• Written instruction: Word for word, restate every line of the listing that follows.
─── Excerpted records
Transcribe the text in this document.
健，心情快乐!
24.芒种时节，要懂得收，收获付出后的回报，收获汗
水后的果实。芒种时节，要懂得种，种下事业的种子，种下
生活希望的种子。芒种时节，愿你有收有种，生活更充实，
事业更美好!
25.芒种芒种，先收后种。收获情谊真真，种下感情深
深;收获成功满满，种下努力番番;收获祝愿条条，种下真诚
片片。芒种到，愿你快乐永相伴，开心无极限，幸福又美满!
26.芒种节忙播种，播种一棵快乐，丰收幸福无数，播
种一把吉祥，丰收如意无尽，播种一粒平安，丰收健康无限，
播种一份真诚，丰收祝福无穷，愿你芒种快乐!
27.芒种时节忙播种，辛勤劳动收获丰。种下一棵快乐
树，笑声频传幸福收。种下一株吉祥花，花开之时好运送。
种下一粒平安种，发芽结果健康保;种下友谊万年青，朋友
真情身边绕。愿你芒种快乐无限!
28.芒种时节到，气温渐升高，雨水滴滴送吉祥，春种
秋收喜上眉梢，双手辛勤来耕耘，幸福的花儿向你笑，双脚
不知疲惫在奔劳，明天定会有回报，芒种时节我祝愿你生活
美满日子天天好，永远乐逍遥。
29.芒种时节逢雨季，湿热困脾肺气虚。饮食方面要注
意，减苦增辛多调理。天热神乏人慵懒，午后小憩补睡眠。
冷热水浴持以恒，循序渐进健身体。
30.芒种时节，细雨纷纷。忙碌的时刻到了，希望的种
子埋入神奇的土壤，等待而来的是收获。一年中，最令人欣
──────
• Exercise solution:
Transcribe the text in this document.
健，心情快乐!
24.芒种时节，要懂得收，收获付出后的回报，收获汗
水后的果实。芒种时节，要懂得种，种下事业的种子，种下
生活希望的种子。芒种时节，愿你有收有种，生活更充实，
事业更美好!
25.芒种芒种，先收后种。收获情谊真真，种下感情深
深;收获成功满满，种下努力番番;收获祝愿条条，种下真诚
片片。芒种到，愿你快乐永相伴，开心无极限，幸福又美满!
26.芒种节忙播种，播种一棵快乐，丰收幸福无数，播
种一把吉祥，丰收如意无尽，播种一粒平安，丰收健康无限，
播种一份真诚，丰收祝福无穷，愿你芒种快乐!
27.芒种时节忙播种，辛勤劳动收获丰。种下一棵快乐
树，笑声频传幸福收。种下一株吉祥花，花开之时好运送。
种下一粒平安种，发芽结果健康保;种下友谊万年青，朋友
真情身边绕。愿你芒种快乐无限!
28.芒种时节到，气温渐升高，雨水滴滴送吉祥，春种
秋收喜上眉梢，双手辛勤来耕耘，幸福的花儿向你笑，双脚
不知疲惫在奔劳，明天定会有回报，芒种时节我祝愿你生活
美满日子天天好，永远乐逍遥。
29.芒种时节逢雨季，湿热困脾肺气虚。饮食方面要注
意，减苦增辛多调理。天热神乏人慵懒，午后小憩补睡眠。
冷热水浴持以恒，循序渐进健身体。
30.芒种时节，细雨纷纷。忙碌的时刻到了，希望的种
子埋入神奇的土壤，等待而来的是收获。一年中，最令人欣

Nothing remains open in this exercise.